### Supplied passage

The percentages of men meeting supportive criteria for TES are presented in Table 3. Impulsivity, as reflected by a diagnosis of alcohol or drug abuse in the past year, was present in 20.8%. Problems with anxiety were present in 73.3%, and suicidality was present in 20.8%. Apathy was reported by 36.6%. A significant problem with headaches was reported by 23.8%. Overall, 52.5% met criteria for two or more supportive features for TES; when their two-criteria status was combined with their diagnosis of depression, these men would meet the clinical criteria for TES. We could not apply the criteria related to delayed onset (e.g., mental health problems in a middle-aged man who played collegiate football or hockey) or to progressive worsening of symptoms (i.e., over at least a 1-year duration). Assuming that one of those criteria were met, then only one additional criterion from Table 3 would be necessary to meet research criteria for the syndrome. The proportion of the sample who met one or more of the criteria was 83.2%.
| Criterion and definition | N | % |
|---|---|---|
| “Impulsivity: Impaired impulse control, as demonstrated by new behaviors, such as excessive gambling, increased or unusual sexual activity, substance abuse, excessive shopping or unusual purchases, or similar activities” (22). Definition: DSM-IV diagnosis of alcohol abuse in past year (D_ALA12) or drug abuse in past year (D_DRA12). | 21 | 20.8 |
| “Anxiety: History of anxious mood, agitation, excessive fears, or obsessive or compulsive behavior (or both), as reported by self or informant, history of treatment, or clinician’s report. A formal diagnosis of anxiety disorder would meet this criterion but is not necessary” (22). Definition: DSM-IV diagnosis, in the past year, of generalized anxiety disorder (D_GAD12), agoraphobia without panic disorder (D_AGO12), agoraphobia with panic disorder (D_AGP12), panic disorder (D_PDS12), social phobia (i.e., social anxiety disorder; D_SO12), posttraumatic stress disorder (D_PTS12), or rating any of the following as 1 (often in the past month): nervousness, fidgety, tense (SC9D); worry too much about things (NSD1F); suddenly scared for no reason (NSD1B); or feel frightened (NSD1H). | 74 | 73.3 |
| “Apathy: Loss of interest in usual activities, loss of motivation and emotions, and/or reduction of voluntary, goal-directed behaviors, as reported by self or informant, history of treatment, or clinician’s report” (22). Definition: No interest in things over the past month (rated as 1 [often]; NSD1G). | 37 | 36.6 |
| “Suicidality: History of suicidal thoughts or attempts, as reported by self or informant, history of treatment, or clinician’s report (22).” Definition: Seriously thought about committing suicide in past 12 months (SD3), made a suicide plan in past 12 months (SD5), or attempted suicide in past 12 months (SD10). | 21 | 20.8 |
| “Headache: Significant and chronic headaches with at least one episode per month for a minimum of 6 months” (22). Definition: Reports a current problem with severe headaches or treatment for headaches (CC4C). | 24 | 23.8 |
| One or more of the above criteria met | 84 | 83.2 |
| Two or more of the above criteria met | 53 | 52.5 |
a
Variable names (e.g., D_ALA12, D_GAD12) from the publicly available National Comorbidity Survey Replication database are provided.

### Work order 1
In the TES criteria passage, what percentage of the men reported apathy?
### Work order 2
Please write the next part of the TES criteria passage, picking up after its final sentence.
The listing that comes next is separate material, unrelated to the TES criteria passage.

### Provided material
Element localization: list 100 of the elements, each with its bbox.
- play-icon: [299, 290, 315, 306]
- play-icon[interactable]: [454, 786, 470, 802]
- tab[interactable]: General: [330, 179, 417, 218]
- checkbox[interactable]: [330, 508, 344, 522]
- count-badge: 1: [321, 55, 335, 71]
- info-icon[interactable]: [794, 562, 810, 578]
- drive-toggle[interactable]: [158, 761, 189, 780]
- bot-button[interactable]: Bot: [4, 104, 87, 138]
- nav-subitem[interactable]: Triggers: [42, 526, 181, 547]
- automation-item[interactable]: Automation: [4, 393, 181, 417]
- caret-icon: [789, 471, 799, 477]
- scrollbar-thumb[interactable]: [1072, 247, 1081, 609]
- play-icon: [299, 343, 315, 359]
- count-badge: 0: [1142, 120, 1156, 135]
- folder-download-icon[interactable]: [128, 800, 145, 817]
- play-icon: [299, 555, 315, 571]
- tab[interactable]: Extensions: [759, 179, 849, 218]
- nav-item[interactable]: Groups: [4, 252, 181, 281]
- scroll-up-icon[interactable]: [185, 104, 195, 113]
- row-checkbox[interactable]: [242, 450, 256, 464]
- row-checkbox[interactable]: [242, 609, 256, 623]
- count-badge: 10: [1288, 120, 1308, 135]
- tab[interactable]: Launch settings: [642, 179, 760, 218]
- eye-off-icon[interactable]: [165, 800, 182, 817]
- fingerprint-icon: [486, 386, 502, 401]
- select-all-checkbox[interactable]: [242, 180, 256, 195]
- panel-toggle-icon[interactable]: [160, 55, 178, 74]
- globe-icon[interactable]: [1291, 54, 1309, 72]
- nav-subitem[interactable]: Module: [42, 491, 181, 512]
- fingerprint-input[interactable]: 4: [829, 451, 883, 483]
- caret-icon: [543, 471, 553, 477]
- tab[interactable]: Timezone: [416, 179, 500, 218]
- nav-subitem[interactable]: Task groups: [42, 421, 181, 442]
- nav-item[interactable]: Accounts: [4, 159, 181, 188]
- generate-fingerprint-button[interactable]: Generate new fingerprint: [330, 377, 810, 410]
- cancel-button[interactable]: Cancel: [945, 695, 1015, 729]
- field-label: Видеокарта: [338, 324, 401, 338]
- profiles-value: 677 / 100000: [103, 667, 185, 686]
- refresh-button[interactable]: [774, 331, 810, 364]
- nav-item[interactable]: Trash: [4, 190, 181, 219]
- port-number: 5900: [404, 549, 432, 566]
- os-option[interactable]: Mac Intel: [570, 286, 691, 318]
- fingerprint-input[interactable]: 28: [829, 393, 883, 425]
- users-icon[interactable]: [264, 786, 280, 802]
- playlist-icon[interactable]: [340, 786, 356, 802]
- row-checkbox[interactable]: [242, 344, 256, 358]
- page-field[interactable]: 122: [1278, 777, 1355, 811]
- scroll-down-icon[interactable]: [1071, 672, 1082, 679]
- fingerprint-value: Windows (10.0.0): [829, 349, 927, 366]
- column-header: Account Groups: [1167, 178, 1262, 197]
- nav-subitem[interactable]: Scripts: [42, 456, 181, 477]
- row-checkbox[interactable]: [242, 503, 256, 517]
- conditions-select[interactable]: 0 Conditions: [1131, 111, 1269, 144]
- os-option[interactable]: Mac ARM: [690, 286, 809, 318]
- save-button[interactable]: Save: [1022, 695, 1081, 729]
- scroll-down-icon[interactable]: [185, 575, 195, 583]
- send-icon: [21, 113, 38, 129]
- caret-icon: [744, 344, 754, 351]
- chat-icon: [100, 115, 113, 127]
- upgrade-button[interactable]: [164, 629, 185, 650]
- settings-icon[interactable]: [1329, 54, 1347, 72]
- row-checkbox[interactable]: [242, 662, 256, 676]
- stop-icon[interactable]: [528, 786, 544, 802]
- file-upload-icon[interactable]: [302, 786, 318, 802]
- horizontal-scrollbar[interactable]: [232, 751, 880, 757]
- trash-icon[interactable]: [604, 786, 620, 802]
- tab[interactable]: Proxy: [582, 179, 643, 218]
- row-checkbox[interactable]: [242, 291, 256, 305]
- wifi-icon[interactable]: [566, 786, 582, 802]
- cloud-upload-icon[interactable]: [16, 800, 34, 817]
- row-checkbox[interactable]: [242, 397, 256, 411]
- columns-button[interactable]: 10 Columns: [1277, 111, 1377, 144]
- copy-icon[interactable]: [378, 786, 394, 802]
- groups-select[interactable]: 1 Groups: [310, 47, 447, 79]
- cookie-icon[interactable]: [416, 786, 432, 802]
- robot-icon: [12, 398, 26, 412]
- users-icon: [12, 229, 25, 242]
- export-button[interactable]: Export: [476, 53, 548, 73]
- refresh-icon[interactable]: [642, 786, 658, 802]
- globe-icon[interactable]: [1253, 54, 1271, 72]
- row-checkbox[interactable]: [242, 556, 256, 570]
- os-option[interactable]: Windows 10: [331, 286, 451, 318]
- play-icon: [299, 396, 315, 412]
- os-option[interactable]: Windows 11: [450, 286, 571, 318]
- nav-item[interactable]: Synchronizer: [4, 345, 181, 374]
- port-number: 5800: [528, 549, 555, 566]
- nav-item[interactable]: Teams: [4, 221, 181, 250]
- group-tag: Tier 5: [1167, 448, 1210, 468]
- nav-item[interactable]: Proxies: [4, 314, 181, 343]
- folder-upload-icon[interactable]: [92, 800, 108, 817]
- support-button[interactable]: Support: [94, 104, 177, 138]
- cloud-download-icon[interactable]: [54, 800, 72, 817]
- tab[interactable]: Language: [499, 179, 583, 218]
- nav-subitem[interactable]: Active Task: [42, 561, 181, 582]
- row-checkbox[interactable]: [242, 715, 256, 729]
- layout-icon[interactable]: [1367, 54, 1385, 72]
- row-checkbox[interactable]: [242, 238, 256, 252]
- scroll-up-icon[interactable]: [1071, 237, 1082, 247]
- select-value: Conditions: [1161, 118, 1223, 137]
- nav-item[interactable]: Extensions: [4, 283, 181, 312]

### Written response 1
36.6%.

### Written response 2
Discussion
This is the first study to examine a proposed set of research criteria for the clinical diagnosis of CTE (22) in a sample of men from the general population who suffer from depression. Depression has emerged in recent years as a proposed core feature and clinical subtype of CTE (19–22). The mean age of the sample used in this study was 39.4 years, and most were between the ages of 26 and 52, with an age range of 18–71. For comparison, the mean age is similar to the age reported as the age at onset of the mood and behavioral symptoms associated with CTE (i.e., mean=34.5 years, SD=11.6, range=19–59 years) (47).
The results were striking in that 52.5% of these men met the proposed research criteria for CTE (i.e., TES). We were unable to study two important secondary criteria, delayed onset and progressive course. If we assume that one of those criteria would be met (i.e., the person developed depression years after playing a sport or years after military service or the person had a worsening of symptoms over the past year), then it would be necessary to meet only one of the five criteria in the present study to screen positive for TES. Under those assumptions, then 83.2% of this sample would meet the research criteria for a clinical diagnosis of CTE.
The clinical problems attributed to CTE (22), such as depression, suicidality, anxiety, anger control problems, and headaches, co-occurred in this sample of men with depression from the general population—illustrating that they are not specific or unique to CTE. These results have important implications. At least 50% of men from the general population, who have depression and are presenting for health care, will appear to have a full complement of symptoms and problems that have been asserted to be characteristic of CTE. For former athletes and military veterans who present many years after retirement and who experienced a documented decline in their mental health, the large majority (i.e., eight out of ten) will meet these research criteria.
We did not examine the exposure criterion (22) in the research definition for TES because a history of participation in contact or collision sports was not included in the NCS-R database. At minimum, the exposure criterion simply requires that the person played sports (e.g., boxing, American football, ice hockey, lacrosse, rugby, wrestling, or soccer) for a minimum of 6 years (with 2 years at the college level [or equivalent] or higher) that resulted in “multiple impacts to the head” that can be concussions or “subconcussive trauma” (i.e., with no clinical symptoms) (22). Military service or police training involving exposure to blasts, explosives, combat, or breaching also is listed as a source of exposure sufficient to meet criteria. Therefore, if the presenting male patient was a former athlete or military veteran, there might be an assumption by the health care provider that he meets the exposure threshold for repetitive mild neurotrauma and that his depressive disorder (with supportive features) is a clinical manifestation of a presumed neurodegenerative disease versus being caused or amplified by a diverse range of other biopsychosocial factors. This has critical implications for the doctor-patient relationship, information provided to the patient and family, prognosis, and recommended course of treatment.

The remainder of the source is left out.